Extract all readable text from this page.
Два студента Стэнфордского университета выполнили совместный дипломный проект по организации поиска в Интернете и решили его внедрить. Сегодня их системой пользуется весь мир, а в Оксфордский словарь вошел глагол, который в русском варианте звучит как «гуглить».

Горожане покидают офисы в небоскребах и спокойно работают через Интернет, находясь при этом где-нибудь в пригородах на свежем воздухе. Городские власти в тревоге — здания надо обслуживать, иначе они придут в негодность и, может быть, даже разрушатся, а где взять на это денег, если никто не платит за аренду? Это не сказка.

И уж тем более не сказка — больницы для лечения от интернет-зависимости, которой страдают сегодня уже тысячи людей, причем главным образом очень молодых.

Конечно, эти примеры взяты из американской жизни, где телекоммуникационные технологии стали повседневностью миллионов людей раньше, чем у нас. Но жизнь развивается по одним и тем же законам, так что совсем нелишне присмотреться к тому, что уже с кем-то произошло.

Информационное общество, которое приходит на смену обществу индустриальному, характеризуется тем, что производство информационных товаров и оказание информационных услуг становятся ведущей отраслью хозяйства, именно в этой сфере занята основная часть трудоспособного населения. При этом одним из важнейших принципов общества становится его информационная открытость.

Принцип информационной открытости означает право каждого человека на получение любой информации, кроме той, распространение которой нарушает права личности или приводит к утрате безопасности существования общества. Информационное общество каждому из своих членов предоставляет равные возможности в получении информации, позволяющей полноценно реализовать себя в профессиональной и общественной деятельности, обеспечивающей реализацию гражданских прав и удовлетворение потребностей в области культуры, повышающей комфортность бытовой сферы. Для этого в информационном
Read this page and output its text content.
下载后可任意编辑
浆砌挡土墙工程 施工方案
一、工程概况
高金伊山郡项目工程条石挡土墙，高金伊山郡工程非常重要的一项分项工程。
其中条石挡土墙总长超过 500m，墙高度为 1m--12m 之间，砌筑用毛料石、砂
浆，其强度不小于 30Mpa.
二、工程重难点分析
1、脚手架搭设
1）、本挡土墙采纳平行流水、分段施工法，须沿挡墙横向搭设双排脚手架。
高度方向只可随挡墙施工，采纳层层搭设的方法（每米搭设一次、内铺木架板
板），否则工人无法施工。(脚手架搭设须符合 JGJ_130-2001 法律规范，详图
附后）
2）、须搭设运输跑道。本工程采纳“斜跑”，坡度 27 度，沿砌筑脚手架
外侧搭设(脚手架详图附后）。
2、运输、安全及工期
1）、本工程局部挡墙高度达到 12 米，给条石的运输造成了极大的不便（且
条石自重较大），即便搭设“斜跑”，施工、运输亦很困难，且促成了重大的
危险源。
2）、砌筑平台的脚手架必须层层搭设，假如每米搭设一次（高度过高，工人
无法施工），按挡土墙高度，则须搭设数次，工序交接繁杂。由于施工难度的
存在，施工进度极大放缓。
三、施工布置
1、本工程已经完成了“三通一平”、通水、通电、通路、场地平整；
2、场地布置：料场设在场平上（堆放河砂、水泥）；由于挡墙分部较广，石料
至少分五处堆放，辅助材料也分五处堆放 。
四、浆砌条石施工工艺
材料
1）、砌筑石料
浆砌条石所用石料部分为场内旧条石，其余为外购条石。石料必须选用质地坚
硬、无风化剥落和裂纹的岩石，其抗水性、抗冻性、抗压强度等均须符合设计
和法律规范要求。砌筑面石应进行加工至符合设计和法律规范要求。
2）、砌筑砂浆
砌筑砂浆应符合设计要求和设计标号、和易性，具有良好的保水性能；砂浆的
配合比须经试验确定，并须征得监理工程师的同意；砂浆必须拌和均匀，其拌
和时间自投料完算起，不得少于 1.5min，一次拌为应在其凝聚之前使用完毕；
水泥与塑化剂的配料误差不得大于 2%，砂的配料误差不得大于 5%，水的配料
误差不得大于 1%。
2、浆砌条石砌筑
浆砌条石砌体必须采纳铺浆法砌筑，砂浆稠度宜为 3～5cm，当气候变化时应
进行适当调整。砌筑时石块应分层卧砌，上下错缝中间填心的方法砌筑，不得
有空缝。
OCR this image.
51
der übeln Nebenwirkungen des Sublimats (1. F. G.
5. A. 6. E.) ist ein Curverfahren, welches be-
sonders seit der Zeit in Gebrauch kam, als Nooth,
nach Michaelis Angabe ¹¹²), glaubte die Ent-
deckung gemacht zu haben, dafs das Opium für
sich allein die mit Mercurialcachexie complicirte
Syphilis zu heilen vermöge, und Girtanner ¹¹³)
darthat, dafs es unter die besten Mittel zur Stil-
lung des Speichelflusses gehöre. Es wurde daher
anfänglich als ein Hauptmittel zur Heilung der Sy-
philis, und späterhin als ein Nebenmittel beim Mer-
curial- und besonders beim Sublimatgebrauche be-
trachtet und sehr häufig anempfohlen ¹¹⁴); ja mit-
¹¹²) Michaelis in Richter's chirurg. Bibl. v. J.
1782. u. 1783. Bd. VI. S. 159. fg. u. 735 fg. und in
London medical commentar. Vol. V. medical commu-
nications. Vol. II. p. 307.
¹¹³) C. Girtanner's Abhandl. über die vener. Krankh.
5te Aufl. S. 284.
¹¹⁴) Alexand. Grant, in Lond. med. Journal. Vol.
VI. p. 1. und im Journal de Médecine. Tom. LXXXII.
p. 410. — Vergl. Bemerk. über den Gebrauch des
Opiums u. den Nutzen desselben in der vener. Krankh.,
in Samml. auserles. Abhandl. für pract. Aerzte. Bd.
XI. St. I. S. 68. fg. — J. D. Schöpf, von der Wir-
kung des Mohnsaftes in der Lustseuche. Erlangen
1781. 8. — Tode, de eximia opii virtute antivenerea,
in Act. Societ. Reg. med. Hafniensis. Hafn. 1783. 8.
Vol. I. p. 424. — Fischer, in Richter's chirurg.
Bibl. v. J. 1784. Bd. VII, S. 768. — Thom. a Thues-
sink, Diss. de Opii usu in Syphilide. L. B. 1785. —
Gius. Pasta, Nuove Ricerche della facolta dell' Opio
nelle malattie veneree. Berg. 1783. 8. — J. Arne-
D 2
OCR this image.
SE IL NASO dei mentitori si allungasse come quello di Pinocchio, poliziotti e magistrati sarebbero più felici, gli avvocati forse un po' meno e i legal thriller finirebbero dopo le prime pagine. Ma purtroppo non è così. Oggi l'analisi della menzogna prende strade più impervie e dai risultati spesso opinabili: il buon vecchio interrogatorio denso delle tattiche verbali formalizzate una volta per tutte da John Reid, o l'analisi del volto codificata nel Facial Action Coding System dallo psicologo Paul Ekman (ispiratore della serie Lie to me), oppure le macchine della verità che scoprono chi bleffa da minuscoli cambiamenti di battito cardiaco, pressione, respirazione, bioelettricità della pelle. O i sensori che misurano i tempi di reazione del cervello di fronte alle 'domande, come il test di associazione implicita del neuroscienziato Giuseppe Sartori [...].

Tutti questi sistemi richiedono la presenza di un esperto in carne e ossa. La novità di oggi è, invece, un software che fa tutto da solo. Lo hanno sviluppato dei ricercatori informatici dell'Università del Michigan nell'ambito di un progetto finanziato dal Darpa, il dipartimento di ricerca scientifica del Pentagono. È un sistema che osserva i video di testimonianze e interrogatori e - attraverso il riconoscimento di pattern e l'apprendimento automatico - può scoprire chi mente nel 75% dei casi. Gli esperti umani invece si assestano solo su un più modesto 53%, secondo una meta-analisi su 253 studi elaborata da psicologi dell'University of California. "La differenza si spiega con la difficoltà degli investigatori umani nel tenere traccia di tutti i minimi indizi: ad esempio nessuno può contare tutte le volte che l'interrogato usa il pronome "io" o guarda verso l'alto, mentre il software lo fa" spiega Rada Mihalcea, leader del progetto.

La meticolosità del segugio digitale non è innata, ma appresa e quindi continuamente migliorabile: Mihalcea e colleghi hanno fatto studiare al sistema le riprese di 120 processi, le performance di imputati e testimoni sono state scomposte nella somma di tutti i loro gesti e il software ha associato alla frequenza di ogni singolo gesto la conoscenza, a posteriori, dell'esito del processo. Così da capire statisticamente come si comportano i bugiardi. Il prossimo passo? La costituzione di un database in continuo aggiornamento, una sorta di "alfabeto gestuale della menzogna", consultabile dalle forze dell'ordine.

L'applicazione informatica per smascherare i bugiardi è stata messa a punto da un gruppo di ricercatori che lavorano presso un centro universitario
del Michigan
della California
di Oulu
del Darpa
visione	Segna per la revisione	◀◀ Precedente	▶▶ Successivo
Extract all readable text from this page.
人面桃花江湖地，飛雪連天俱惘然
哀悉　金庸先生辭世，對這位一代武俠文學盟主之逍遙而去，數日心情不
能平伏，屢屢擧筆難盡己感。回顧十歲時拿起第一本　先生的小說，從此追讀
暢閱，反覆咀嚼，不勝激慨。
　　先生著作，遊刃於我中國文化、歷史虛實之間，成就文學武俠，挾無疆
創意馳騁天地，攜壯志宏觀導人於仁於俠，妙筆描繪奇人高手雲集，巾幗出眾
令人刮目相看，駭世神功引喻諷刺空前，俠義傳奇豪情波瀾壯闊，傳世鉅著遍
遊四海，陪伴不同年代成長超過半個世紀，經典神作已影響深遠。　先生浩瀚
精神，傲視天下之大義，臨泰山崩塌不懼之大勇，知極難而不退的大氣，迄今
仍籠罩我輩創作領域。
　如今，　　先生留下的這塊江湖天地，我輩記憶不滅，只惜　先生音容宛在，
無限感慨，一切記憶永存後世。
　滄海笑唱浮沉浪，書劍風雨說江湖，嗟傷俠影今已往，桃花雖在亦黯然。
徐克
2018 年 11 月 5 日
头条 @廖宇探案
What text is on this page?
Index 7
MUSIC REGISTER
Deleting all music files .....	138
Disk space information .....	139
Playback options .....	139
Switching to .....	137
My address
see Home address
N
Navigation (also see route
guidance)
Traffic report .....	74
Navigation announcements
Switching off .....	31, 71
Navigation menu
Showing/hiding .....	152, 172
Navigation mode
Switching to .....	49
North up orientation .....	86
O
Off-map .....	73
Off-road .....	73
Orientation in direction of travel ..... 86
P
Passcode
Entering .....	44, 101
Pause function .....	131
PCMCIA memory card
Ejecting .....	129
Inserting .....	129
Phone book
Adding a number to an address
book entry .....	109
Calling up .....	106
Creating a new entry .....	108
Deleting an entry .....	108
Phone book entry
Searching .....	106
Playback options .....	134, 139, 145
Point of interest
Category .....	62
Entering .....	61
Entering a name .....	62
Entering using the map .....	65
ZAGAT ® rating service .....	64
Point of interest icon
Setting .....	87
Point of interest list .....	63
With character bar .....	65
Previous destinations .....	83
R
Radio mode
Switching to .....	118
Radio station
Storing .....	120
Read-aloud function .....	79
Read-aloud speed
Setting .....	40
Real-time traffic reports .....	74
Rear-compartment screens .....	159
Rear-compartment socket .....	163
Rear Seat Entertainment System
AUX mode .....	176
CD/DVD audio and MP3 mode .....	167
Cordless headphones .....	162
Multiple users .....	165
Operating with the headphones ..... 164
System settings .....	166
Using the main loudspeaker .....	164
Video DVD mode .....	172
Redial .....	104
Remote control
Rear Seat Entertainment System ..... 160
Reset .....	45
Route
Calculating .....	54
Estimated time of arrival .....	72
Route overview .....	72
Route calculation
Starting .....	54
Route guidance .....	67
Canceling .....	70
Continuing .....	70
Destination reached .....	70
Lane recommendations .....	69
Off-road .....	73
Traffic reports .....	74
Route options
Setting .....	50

****

Read through the lines above and collect those that contain the string "Richter".

— Answer to this exercise —
¹¹²) Michaelis in Richter's chirurg. Bibl. v. J.
Vol. I. p. 424. — Fischer, in Richter's chirurg.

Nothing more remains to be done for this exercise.